* [Task to complete]: Copy every line from the one containing "Give me a plain-text" through the last line of the records below, both included, and nothing else.

* [Task inputs]:
** begin **

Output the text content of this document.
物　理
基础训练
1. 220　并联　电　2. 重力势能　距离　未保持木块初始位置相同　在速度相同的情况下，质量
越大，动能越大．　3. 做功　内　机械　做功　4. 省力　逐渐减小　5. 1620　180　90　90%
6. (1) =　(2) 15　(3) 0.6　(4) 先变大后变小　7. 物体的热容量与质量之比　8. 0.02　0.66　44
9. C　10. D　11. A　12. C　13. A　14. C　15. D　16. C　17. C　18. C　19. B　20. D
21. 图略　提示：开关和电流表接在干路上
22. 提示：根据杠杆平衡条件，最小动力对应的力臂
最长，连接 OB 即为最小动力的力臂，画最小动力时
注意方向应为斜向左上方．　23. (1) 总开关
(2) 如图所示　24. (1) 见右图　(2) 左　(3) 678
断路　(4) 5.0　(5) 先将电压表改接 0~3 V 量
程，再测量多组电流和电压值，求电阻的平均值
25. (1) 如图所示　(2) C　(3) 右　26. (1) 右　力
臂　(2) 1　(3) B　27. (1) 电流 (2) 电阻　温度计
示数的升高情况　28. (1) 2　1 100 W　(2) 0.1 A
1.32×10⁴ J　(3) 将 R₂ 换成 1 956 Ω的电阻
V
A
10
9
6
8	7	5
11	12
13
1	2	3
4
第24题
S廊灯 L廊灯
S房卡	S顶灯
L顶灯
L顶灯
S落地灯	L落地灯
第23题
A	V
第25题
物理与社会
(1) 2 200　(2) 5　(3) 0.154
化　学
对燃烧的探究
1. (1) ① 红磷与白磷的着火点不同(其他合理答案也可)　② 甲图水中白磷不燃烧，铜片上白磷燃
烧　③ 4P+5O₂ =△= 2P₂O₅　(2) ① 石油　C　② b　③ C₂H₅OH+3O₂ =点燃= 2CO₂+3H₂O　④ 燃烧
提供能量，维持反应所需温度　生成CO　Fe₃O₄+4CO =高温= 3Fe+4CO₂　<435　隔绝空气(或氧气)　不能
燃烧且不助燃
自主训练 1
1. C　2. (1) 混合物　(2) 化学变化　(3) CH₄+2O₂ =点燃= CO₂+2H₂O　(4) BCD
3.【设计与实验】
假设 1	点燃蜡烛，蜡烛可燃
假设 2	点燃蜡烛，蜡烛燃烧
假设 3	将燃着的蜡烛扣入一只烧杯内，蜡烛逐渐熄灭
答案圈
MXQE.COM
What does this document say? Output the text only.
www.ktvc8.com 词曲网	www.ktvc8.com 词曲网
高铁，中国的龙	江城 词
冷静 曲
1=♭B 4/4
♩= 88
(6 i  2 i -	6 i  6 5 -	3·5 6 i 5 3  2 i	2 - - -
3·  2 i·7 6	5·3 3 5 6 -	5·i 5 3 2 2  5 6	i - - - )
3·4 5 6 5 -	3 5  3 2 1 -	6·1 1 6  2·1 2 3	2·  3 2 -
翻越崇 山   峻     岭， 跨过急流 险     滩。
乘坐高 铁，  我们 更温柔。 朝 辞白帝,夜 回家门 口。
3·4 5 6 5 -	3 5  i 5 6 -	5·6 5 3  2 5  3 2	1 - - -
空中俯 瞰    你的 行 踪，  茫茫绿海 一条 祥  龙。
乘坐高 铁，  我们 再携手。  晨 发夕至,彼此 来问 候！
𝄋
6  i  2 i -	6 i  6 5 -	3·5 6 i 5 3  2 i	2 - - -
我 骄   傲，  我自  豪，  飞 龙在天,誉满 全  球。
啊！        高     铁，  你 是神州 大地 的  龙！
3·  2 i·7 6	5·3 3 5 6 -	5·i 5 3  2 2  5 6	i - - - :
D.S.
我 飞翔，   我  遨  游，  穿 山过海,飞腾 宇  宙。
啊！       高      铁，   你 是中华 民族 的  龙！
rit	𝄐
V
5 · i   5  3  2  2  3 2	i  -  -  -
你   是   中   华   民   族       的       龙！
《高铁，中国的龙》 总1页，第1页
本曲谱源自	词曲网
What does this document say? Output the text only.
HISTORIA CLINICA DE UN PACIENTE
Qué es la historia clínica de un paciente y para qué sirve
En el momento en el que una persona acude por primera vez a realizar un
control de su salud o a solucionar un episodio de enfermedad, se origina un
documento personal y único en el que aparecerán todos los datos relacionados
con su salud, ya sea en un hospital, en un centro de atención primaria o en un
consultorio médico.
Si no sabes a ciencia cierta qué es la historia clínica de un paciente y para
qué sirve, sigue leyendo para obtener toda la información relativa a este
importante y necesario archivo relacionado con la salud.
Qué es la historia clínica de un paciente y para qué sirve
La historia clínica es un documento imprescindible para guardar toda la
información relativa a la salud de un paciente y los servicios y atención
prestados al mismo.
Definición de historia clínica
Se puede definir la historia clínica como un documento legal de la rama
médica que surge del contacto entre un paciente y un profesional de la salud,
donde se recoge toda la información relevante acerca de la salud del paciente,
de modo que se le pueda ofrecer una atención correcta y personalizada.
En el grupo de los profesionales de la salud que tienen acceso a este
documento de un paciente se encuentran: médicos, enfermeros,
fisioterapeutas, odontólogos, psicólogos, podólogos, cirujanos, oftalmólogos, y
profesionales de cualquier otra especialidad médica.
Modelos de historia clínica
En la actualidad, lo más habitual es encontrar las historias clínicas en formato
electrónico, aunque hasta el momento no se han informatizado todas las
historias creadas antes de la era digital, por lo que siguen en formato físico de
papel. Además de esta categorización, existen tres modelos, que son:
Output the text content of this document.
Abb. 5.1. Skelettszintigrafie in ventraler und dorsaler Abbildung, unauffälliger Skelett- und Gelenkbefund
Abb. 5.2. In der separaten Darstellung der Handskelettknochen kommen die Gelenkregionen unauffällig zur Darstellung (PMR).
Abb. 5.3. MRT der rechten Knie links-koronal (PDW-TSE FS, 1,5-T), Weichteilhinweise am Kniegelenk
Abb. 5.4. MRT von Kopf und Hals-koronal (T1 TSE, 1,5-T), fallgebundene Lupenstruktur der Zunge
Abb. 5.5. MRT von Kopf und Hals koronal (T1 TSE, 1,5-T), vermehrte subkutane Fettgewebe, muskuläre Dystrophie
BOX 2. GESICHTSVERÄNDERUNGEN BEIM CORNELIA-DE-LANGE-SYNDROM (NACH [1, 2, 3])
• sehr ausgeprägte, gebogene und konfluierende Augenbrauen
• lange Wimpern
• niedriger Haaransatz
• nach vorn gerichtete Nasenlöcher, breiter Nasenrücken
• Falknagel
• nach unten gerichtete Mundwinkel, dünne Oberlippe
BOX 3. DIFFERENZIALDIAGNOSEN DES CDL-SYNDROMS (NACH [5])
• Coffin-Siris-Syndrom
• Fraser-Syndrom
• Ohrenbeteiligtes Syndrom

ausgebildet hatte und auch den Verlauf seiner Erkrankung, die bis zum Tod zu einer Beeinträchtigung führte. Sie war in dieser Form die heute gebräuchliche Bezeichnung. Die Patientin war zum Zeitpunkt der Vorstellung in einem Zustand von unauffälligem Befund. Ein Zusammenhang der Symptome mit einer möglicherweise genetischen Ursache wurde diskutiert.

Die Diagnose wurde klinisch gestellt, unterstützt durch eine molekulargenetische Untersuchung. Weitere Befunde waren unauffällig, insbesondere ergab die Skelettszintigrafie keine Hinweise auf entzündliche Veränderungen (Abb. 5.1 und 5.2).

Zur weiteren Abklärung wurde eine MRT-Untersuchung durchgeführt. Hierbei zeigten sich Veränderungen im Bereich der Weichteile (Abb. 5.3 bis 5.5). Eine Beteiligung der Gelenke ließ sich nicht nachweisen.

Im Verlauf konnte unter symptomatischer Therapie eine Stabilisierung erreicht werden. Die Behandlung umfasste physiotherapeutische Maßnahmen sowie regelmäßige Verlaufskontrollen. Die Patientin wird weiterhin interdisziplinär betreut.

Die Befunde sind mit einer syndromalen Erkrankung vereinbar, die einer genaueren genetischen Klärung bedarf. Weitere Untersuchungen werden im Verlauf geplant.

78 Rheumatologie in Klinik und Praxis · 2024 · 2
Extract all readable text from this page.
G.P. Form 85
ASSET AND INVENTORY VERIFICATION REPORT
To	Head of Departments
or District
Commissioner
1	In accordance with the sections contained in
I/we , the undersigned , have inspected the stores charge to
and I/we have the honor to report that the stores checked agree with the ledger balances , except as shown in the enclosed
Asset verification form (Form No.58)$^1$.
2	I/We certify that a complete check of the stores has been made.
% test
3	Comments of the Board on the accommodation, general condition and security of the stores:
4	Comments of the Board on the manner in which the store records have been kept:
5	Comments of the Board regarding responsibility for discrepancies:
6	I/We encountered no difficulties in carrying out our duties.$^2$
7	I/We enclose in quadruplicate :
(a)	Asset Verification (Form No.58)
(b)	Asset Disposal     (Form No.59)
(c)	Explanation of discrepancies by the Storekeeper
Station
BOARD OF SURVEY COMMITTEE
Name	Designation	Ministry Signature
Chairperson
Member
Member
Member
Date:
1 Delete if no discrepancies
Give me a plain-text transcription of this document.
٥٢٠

** end **

* [The result]:
Give me a plain-text transcription of this document.
٥٢٠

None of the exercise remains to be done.